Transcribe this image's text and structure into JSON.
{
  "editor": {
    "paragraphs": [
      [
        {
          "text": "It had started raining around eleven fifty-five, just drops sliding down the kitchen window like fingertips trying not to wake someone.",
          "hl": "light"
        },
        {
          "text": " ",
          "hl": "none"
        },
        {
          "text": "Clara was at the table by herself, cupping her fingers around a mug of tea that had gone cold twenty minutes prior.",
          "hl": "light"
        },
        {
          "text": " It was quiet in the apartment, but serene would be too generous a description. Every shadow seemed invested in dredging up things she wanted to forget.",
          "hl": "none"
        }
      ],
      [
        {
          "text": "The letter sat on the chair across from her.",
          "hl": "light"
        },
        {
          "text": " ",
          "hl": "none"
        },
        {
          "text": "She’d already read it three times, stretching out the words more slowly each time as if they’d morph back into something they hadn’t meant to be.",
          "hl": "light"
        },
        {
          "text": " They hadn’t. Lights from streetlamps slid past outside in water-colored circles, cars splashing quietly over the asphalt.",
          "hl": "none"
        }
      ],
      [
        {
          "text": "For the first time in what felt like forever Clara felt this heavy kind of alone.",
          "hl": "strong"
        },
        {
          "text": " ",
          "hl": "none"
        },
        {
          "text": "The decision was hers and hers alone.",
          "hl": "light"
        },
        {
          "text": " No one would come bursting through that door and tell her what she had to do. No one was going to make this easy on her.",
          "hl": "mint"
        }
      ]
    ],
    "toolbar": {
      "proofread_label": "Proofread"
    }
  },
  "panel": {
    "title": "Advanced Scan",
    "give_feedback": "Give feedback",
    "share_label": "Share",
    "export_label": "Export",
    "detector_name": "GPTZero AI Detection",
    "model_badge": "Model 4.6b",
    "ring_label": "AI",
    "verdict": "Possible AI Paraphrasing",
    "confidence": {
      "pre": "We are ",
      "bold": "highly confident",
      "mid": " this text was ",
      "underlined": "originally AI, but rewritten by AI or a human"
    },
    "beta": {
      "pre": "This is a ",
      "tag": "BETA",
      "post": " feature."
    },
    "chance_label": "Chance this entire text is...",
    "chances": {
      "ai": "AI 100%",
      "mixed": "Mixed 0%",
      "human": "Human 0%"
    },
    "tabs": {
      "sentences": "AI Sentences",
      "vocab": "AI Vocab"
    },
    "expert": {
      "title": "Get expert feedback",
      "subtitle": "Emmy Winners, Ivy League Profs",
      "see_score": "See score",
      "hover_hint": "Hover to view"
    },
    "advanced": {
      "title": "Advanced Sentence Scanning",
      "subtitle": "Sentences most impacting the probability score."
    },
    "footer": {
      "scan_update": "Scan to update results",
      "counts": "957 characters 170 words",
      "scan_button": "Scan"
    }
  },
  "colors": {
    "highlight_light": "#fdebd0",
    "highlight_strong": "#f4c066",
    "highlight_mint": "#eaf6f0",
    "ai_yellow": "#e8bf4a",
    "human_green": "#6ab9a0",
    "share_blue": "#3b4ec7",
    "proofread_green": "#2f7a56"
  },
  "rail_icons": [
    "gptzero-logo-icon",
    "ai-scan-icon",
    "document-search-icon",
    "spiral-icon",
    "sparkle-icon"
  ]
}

▬▬▬▬▬▬▬▬▬▬

**GIVEN REQUEST:** Identify all lines where the word "that" shows up. Copy them.

**THE RESULT:**
          "text": "Clara was at the table by herself, cupping her fingers around a mug of tea that had gone cold twenty minutes prior.",
          "text": " No one would come bursting through that door and tell her what she had to do. No one was going to make this easy on her.",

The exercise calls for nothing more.